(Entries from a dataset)
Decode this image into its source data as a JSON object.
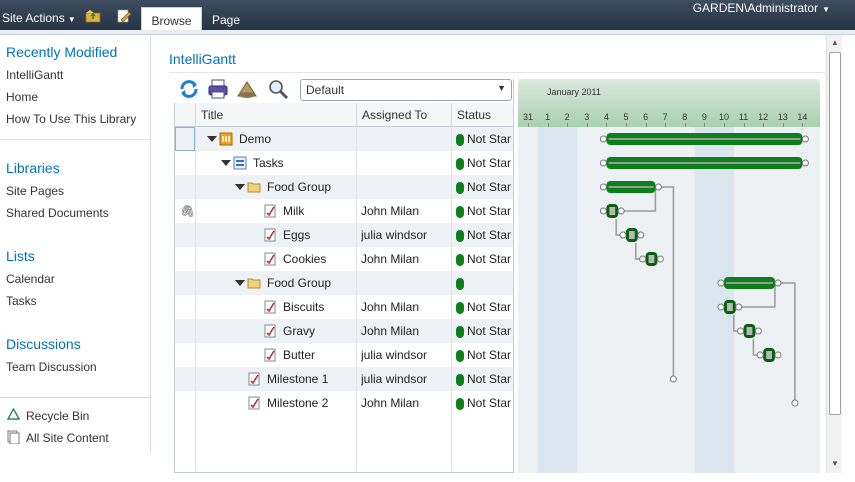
{
  "ribbon": {
    "site_actions": "Site Actions",
    "tabs": [
      {
        "label": "Browse"
      },
      {
        "label": "Page"
      }
    ],
    "user": "GARDEN\\Administrator"
  },
  "nav": {
    "recently_modified": {
      "heading": "Recently Modified",
      "items": [
        "IntelliGantt",
        "Home",
        "How To Use This Library"
      ]
    },
    "libraries": {
      "heading": "Libraries",
      "items": [
        "Site Pages",
        "Shared Documents"
      ]
    },
    "lists": {
      "heading": "Lists",
      "items": [
        "Calendar",
        "Tasks"
      ]
    },
    "discussions": {
      "heading": "Discussions",
      "items": [
        "Team Discussion"
      ]
    },
    "recycle_bin": "Recycle Bin",
    "all_site_content": "All Site Content"
  },
  "page_title": "IntelliGantt",
  "view_select": "Default",
  "grid": {
    "columns": [
      "Title",
      "Assigned To",
      "Status"
    ],
    "rows": [
      {
        "title": "Demo",
        "assigned": "",
        "status": "Not Star",
        "icon": "demo-project-icon",
        "level": 0,
        "expander": true
      },
      {
        "title": "Tasks",
        "assigned": "",
        "status": "Not Star",
        "icon": "task-list-icon",
        "level": 1,
        "expander": true
      },
      {
        "title": "Food Group",
        "assigned": "",
        "status": "Not Star",
        "icon": "folder-icon",
        "level": 2,
        "expander": true
      },
      {
        "title": "Milk",
        "assigned": "John Milan",
        "status": "Not Star",
        "icon": "task-icon",
        "level": 3,
        "attachment": true
      },
      {
        "title": "Eggs",
        "assigned": "julia windsor",
        "status": "Not Star",
        "icon": "task-icon",
        "level": 3
      },
      {
        "title": "Cookies",
        "assigned": "John Milan",
        "status": "Not Star",
        "icon": "task-icon",
        "level": 3
      },
      {
        "title": "Food Group",
        "assigned": "",
        "status": "",
        "icon": "folder-icon",
        "level": 2,
        "expander": true
      },
      {
        "title": "Biscuits",
        "assigned": "John Milan",
        "status": "Not Star",
        "icon": "task-icon",
        "level": 3
      },
      {
        "title": "Gravy",
        "assigned": "John Milan",
        "status": "Not Star",
        "icon": "task-icon",
        "level": 3
      },
      {
        "title": "Butter",
        "assigned": "julia windsor",
        "status": "Not Star",
        "icon": "task-icon",
        "level": 3
      },
      {
        "title": "Milestone 1",
        "assigned": "julia windsor",
        "status": "Not Star",
        "icon": "task-icon",
        "level": 2
      },
      {
        "title": "Milestone 2",
        "assigned": "John Milan",
        "status": "Not Star",
        "icon": "task-icon",
        "level": 2
      }
    ]
  },
  "gantt": {
    "month": "January 2011",
    "days": [
      "31",
      "1",
      "2",
      "3",
      "4",
      "5",
      "6",
      "7",
      "8",
      "9",
      "10",
      "11",
      "12",
      "13",
      "14",
      "1"
    ],
    "bars": [
      {
        "row": 0,
        "type": "summary",
        "start": 4,
        "end": 14
      },
      {
        "row": 1,
        "type": "summary",
        "start": 4,
        "end": 14
      },
      {
        "row": 2,
        "type": "summary",
        "start": 4,
        "end": 6.5
      },
      {
        "row": 3,
        "type": "task",
        "start": 4,
        "end": 4.6
      },
      {
        "row": 4,
        "type": "task",
        "start": 5,
        "end": 5.6
      },
      {
        "row": 5,
        "type": "task",
        "start": 6,
        "end": 6.6
      },
      {
        "row": 6,
        "type": "summary",
        "start": 10,
        "end": 12.6
      },
      {
        "row": 7,
        "type": "task",
        "start": 10,
        "end": 10.6
      },
      {
        "row": 8,
        "type": "task",
        "start": 11,
        "end": 11.6
      },
      {
        "row": 9,
        "type": "task",
        "start": 12,
        "end": 12.6
      }
    ],
    "colors": {
      "bar": "#0a7f1a",
      "bar_dark": "#06600f",
      "band": "#dbe6ef",
      "grid_bg": "#eef1f4"
    }
  }
}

DIRECTIONS FOR THIS TASK:
Except for the pictures, reproduce every line exactly.

SOLUTION FOR THIS EXERCISE:
Decode this image into its source data as a JSON object.
{
  "ribbon": {
    "site_actions": "Site Actions",
    "tabs": [
      {
        "label": "Browse"
      },
      {
        "label": "Page"
      }
    ],
    "user": "GARDEN\\Administrator"
  },
  "nav": {
    "recently_modified": {
      "heading": "Recently Modified",
      "items": [
        "IntelliGantt",
        "Home",
        "How To Use This Library"
      ]
    },
    "libraries": {
      "heading": "Libraries",
      "items": [
        "Site Pages",
        "Shared Documents"
      ]
    },
    "lists": {
      "heading": "Lists",
      "items": [
        "Calendar",
        "Tasks"
      ]
    },
    "discussions": {
      "heading": "Discussions",
      "items": [
        "Team Discussion"
      ]
    },
    "recycle_bin": "Recycle Bin",
    "all_site_content": "All Site Content"
  },
  "page_title": "IntelliGantt",
  "view_select": "Default",
  "grid": {
    "columns": [
      "Title",
      "Assigned To",
      "Status"
    ],
    "rows": [
      {
        "title": "Demo",
        "assigned": "",
        "status": "Not Star",
        "icon": "demo-project-icon",
        "level": 0,
        "expander": true
      },
      {
        "title": "Tasks",
        "assigned": "",
        "status": "Not Star",
        "icon": "task-list-icon",
        "level": 1,
        "expander": true
      },
      {
        "title": "Food Group",
        "assigned": "",
        "status": "Not Star",
        "icon": "folder-icon",
        "level": 2,
        "expander": true
      },
      {
        "title": "Milk",
        "assigned": "John Milan",
        "status": "Not Star",
        "icon": "task-icon",
        "level": 3,
        "attachment": true
      },
      {
        "title": "Eggs",
        "assigned": "julia windsor",
        "status": "Not Star",
        "icon": "task-icon",
        "level": 3
      },
      {
        "title": "Cookies",
        "assigned": "John Milan",
        "status": "Not Star",
        "icon": "task-icon",
        "level": 3
      },
      {
        "title": "Food Group",
        "assigned": "",
        "status": "",
        "icon": "folder-icon",
        "level": 2,
        "expander": true
      },
      {
        "title": "Biscuits",
        "assigned": "John Milan",
        "status": "Not Star",
        "icon": "task-icon",
        "level": 3
      },
      {
        "title": "Gravy",
        "assigned": "John Milan",
        "status": "Not Star",
        "icon": "task-icon",
        "level": 3
      },
      {
        "title": "Butter",
        "assigned": "julia windsor",
        "status": "Not Star",
        "icon": "task-icon",
        "level": 3
      },
      {
        "title": "Milestone 1",
        "assigned": "julia windsor",
        "status": "Not Star",
        "icon": "task-icon",
        "level": 2
      },
      {
        "title": "Milestone 2",
        "assigned": "John Milan",
        "status": "Not Star",
        "icon": "task-icon",
        "level": 2
      }
    ]
  },
  "gantt": {
    "month": "January 2011",
    "days": [
      "31",
      "1",
      "2",
      "3",
      "4",
      "5",
      "6",
      "7",
      "8",
      "9",
      "10",
      "11",
      "12",
      "13",
      "14",
      "1"
    ],
    "bars": [
      {
        "row": 0,
        "type": "summary",
        "start": 4,
        "end": 14
      },
      {
        "row": 1,
        "type": "summary",
        "start": 4,
        "end": 14
      },
      {
        "row": 2,
        "type": "summary",
        "start": 4,
        "end": 6.5
      },
      {
        "row": 3,
        "type": "task",
        "start": 4,
        "end": 4.6
      },
      {
        "row": 4,
        "type": "task",
        "start": 5,
        "end": 5.6
      },
      {
        "row": 5,
        "type": "task",
        "start": 6,
        "end": 6.6
      },
      {
        "row": 6,
        "type": "summary",
        "start": 10,
        "end": 12.6
      },
      {
        "row": 7,
        "type": "task",
        "start": 10,
        "end": 10.6
      },
      {
        "row": 8,
        "type": "task",
        "start": 11,
        "end": 11.6
      },
      {
        "row": 9,
        "type": "task",
        "start": 12,
        "end": 12.6
      }
    ],
    "colors": {
      "bar": "#0a7f1a",
      "bar_dark": "#06600f",
      "band": "#dbe6ef",
      "grid_bg": "#eef1f4"
    }
  }
}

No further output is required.